-- Record extracts --
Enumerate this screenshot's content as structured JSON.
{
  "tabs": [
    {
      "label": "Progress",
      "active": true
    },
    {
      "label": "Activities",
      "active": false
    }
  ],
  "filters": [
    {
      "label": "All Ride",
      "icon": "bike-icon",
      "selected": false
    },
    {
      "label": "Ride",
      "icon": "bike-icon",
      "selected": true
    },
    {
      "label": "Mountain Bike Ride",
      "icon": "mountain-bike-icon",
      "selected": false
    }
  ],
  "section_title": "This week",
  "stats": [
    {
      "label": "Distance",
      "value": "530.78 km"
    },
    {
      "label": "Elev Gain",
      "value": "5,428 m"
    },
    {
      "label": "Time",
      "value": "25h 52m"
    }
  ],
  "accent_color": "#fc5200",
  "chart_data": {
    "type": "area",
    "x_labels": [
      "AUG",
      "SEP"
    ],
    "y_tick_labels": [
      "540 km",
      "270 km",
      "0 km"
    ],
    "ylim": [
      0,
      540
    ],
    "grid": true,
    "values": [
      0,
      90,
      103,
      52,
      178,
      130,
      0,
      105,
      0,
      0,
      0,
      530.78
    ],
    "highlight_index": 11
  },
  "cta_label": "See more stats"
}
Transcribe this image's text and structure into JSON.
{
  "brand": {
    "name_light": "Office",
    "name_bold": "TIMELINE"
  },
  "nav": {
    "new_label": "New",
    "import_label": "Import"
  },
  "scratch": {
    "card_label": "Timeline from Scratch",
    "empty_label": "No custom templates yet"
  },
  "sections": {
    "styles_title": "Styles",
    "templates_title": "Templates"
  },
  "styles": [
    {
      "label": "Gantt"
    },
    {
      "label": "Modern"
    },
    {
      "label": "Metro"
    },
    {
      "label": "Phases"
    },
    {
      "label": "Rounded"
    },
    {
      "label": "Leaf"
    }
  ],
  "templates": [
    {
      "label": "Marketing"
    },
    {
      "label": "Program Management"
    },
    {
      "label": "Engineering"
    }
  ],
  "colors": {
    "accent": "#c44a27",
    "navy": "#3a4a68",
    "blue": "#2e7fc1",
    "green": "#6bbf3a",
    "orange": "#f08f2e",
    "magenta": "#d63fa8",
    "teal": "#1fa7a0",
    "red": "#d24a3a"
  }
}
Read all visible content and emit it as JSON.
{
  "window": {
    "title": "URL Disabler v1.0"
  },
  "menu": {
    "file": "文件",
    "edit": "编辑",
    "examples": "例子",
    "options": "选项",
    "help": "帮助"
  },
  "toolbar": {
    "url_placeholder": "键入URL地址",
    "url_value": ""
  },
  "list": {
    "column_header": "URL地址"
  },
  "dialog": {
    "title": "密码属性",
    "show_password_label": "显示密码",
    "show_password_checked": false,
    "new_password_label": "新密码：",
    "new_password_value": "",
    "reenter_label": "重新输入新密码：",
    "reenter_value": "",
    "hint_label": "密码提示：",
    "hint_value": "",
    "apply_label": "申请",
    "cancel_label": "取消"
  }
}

-- Your objective --
Copy each line of the listing that includes "true".

-- The answer --
      "active": true
      "selected": true
    "grid": true,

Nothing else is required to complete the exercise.